Exercise inputs

##############################

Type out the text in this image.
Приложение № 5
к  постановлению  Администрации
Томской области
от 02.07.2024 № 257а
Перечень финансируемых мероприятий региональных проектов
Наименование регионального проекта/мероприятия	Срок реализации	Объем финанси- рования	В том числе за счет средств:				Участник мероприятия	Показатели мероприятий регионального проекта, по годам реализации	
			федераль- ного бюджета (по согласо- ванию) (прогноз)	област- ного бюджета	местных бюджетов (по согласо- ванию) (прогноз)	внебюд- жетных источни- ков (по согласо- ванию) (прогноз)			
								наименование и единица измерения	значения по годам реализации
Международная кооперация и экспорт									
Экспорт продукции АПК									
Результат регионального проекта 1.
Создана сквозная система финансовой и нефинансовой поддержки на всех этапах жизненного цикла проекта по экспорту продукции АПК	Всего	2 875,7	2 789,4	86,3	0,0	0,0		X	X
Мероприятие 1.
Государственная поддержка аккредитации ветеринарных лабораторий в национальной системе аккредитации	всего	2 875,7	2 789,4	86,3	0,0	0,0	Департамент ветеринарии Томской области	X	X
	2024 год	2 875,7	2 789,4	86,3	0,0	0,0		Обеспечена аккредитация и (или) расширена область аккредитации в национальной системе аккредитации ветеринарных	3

##############################

What to do
Copy each line above that contains the string "проекта".

Finished answer
Наименование регионального проекта/мероприятия	Срок реализации	Объем финанси- рования	В том числе за счет средств:				Участник мероприятия	Показатели мероприятий регионального проекта, по годам реализации	
Результат регионального проекта 1.
Создана сквозная система финансовой и нефинансовой поддержки на всех этапах жизненного цикла проекта по экспорту продукции АПК	Всего	2 875,7	2 789,4	86,3	0,0	0,0		X	X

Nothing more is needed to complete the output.